(Written problem): Each entry below is to be duplicated verbatim.

(Records for the exercise):
• • • •

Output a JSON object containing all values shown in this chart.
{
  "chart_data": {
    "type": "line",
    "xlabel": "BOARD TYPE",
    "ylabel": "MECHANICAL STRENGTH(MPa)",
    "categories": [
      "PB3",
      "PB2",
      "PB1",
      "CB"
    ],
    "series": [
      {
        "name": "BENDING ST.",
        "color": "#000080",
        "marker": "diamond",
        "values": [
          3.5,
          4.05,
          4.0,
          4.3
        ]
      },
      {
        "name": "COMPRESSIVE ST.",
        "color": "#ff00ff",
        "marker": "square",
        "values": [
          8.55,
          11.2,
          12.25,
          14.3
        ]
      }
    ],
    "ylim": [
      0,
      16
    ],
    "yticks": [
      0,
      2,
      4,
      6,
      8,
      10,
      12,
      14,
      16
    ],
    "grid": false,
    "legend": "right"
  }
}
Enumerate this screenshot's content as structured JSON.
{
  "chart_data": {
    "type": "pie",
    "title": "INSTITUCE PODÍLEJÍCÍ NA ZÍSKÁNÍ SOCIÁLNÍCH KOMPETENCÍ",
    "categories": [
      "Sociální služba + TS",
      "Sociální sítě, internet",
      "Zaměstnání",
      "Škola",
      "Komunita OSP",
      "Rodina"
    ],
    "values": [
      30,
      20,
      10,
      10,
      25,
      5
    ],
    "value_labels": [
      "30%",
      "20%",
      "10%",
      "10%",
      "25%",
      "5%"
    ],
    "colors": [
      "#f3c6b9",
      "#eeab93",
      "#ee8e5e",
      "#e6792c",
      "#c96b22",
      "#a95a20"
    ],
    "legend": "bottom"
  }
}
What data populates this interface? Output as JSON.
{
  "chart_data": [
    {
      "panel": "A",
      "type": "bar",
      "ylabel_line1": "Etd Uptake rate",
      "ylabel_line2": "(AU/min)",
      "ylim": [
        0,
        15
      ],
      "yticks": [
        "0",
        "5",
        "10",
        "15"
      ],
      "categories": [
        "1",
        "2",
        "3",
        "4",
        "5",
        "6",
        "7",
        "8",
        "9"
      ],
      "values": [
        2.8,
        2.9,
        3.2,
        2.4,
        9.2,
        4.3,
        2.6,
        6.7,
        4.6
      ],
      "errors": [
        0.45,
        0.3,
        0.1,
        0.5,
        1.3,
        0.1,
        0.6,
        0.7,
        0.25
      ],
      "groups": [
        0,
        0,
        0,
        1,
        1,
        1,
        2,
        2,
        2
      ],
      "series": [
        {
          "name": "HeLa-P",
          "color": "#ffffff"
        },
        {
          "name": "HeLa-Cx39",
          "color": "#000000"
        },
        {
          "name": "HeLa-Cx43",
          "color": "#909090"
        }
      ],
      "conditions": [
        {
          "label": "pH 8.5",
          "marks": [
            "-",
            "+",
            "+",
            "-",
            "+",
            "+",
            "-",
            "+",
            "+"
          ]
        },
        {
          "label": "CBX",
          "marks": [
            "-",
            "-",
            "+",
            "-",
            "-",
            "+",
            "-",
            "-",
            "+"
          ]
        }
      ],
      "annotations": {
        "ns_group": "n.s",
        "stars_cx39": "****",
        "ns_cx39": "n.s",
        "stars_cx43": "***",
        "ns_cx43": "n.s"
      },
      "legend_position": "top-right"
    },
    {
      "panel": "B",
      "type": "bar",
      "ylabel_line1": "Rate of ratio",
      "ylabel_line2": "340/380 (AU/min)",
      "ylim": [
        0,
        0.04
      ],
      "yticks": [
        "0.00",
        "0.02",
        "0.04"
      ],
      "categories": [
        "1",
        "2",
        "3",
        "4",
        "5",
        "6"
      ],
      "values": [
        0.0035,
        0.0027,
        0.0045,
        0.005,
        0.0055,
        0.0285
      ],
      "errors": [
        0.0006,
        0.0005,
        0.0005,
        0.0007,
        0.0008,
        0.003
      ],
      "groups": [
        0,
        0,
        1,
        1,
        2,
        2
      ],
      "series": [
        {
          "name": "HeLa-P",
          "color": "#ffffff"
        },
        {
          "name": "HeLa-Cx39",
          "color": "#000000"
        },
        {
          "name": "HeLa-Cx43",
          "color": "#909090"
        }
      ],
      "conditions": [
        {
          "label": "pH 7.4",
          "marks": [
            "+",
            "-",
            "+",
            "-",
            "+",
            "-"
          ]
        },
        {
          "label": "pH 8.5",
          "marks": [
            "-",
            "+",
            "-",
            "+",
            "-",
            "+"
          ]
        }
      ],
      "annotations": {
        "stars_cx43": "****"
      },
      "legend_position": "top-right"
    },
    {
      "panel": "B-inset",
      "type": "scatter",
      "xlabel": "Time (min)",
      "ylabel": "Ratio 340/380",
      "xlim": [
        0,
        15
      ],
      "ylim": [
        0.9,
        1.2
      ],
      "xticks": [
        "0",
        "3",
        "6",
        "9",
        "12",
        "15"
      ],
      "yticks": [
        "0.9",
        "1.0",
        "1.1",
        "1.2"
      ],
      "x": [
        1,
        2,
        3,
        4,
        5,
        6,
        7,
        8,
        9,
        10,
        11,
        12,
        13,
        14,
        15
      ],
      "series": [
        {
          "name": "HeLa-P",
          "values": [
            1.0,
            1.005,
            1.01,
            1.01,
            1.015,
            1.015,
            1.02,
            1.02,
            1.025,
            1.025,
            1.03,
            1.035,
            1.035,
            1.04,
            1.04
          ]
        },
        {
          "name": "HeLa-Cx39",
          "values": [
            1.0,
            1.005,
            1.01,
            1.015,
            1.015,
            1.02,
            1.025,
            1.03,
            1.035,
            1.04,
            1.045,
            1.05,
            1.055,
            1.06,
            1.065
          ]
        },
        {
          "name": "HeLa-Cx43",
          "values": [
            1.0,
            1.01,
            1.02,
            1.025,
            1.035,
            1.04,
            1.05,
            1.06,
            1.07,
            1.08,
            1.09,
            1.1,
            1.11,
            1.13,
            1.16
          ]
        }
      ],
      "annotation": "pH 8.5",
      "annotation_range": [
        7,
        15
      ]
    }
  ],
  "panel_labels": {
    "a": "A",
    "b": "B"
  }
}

• • • •

(Solution below):
Output a JSON object containing all values shown in this chart.
{
  "chart_data": {
    "type": "line",
    "xlabel": "BOARD TYPE",
    "ylabel": "MECHANICAL STRENGTH(MPa)",
    "categories": [
      "PB3",
      "PB2",
      "PB1",
      "CB"
    ],
    "series": [
      {
        "name": "BENDING ST.",
        "color": "#000080",
        "marker": "diamond",
        "values": [
          3.5,
          4.05,
          4.0,
          4.3
        ]
      },
      {
        "name": "COMPRESSIVE ST.",
        "color": "#ff00ff",
        "marker": "square",
        "values": [
          8.55,
          11.2,
          12.25,
          14.3
        ]
      }
    ],
    "ylim": [
      0,
      16
    ],
    "yticks": [
      0,
      2,
      4,
      6,
      8,
      10,
      12,
      14,
      16
    ],
    "grid": false,
    "legend": "right"
  }
}
Enumerate this screenshot's content as structured JSON.
{
  "chart_data": {
    "type": "pie",
    "title": "INSTITUCE PODÍLEJÍCÍ NA ZÍSKÁNÍ SOCIÁLNÍCH KOMPETENCÍ",
    "categories": [
      "Sociální služba + TS",
      "Sociální sítě, internet",
      "Zaměstnání",
      "Škola",
      "Komunita OSP",
      "Rodina"
    ],
    "values": [
      30,
      20,
      10,
      10,
      25,
      5
    ],
    "value_labels": [
      "30%",
      "20%",
      "10%",
      "10%",
      "25%",
      "5%"
    ],
    "colors": [
      "#f3c6b9",
      "#eeab93",
      "#ee8e5e",
      "#e6792c",
      "#c96b22",
      "#a95a20"
    ],
    "legend": "bottom"
  }
}
What data populates this interface? Output as JSON.
{
  "chart_data": [
    {
      "panel": "A",
      "type": "bar",
      "ylabel_line1": "Etd Uptake rate",
      "ylabel_line2": "(AU/min)",
      "ylim": [
        0,
        15
      ],
      "yticks": [
        "0",
        "5",
        "10",
        "15"
      ],
      "categories": [
        "1",
        "2",
        "3",
        "4",
        "5",
        "6",
        "7",
        "8",
        "9"
      ],
      "values": [
        2.8,
        2.9,
        3.2,
        2.4,
        9.2,
        4.3,
        2.6,
        6.7,
        4.6
      ],
      "errors": [
        0.45,
        0.3,
        0.1,
        0.5,
        1.3,
        0.1,
        0.6,
        0.7,
        0.25
      ],
      "groups": [
        0,
        0,
        0,
        1,
        1,
        1,
        2,
        2,
        2
      ],
      "series": [
        {
          "name": "HeLa-P",
          "color": "#ffffff"
        },
        {
          "name": "HeLa-Cx39",
          "color": "#000000"
        },
        {
          "name": "HeLa-Cx43",
          "color": "#909090"
        }
      ],
      "conditions": [
        {
          "label": "pH 8.5",
          "marks": [
            "-",
            "+",
            "+",
            "-",
            "+",
            "+",
            "-",
            "+",
            "+"
          ]
        },
        {
          "label": "CBX",
          "marks": [
            "-",
            "-",
            "+",
            "-",
            "-",
            "+",
            "-",
            "-",
            "+"
          ]
        }
      ],
      "annotations": {
        "ns_group": "n.s",
        "stars_cx39": "****",
        "ns_cx39": "n.s",
        "stars_cx43": "***",
        "ns_cx43": "n.s"
      },
      "legend_position": "top-right"
    },
    {
      "panel": "B",
      "type": "bar",
      "ylabel_line1": "Rate of ratio",
      "ylabel_line2": "340/380 (AU/min)",
      "ylim": [
        0,
        0.04
      ],
      "yticks": [
        "0.00",
        "0.02",
        "0.04"
      ],
      "categories": [
        "1",
        "2",
        "3",
        "4",
        "5",
        "6"
      ],
      "values": [
        0.0035,
        0.0027,
        0.0045,
        0.005,
        0.0055,
        0.0285
      ],
      "errors": [
        0.0006,
        0.0005,
        0.0005,
        0.0007,
        0.0008,
        0.003
      ],
      "groups": [
        0,
        0,
        1,
        1,
        2,
        2
      ],
      "series": [
        {
          "name": "HeLa-P",
          "color": "#ffffff"
        },
        {
          "name": "HeLa-Cx39",
          "color": "#000000"
        },
        {
          "name": "HeLa-Cx43",
          "color": "#909090"
        }
      ],
      "conditions": [
        {
          "label": "pH 7.4",
          "marks": [
            "+",
            "-",
            "+",
            "-",
            "+",
            "-"
          ]
        },
        {
          "label": "pH 8.5",
          "marks": [
            "-",
            "+",
            "-",
            "+",
            "-",
            "+"
          ]
        }
      ],
      "annotations": {
        "stars_cx43": "****"
      },
      "legend_position": "top-right"
    },
    {
      "panel": "B-inset",
      "type": "scatter",
      "xlabel": "Time (min)",
      "ylabel": "Ratio 340/380",
      "xlim": [
        0,
        15
      ],
      "ylim": [
        0.9,
        1.2
      ],
      "xticks": [
        "0",
        "3",
        "6",
        "9",
        "12",
        "15"
      ],
      "yticks": [
        "0.9",
        "1.0",
        "1.1",
        "1.2"
      ],
      "x": [
        1,
        2,
        3,
        4,
        5,
        6,
        7,
        8,
        9,
        10,
        11,
        12,
        13,
        14,
        15
      ],
      "series": [
        {
          "name": "HeLa-P",
          "values": [
            1.0,
            1.005,
            1.01,
            1.01,
            1.015,
            1.015,
            1.02,
            1.02,
            1.025,
            1.025,
            1.03,
            1.035,
            1.035,
            1.04,
            1.04
          ]
        },
        {
          "name": "HeLa-Cx39",
          "values": [
            1.0,
            1.005,
            1.01,
            1.015,
            1.015,
            1.02,
            1.025,
            1.03,
            1.035,
            1.04,
            1.045,
            1.05,
            1.055,
            1.06,
            1.065
          ]
        },
        {
          "name": "HeLa-Cx43",
          "values": [
            1.0,
            1.01,
            1.02,
            1.025,
            1.035,
            1.04,
            1.05,
            1.06,
            1.07,
            1.08,
            1.09,
            1.1,
            1.11,
            1.13,
            1.16
          ]
        }
      ],
      "annotation": "pH 8.5",
      "annotation_range": [
        7,
        15
      ]
    }
  ],
  "panel_labels": {
    "a": "A",
    "b": "B"
  }
}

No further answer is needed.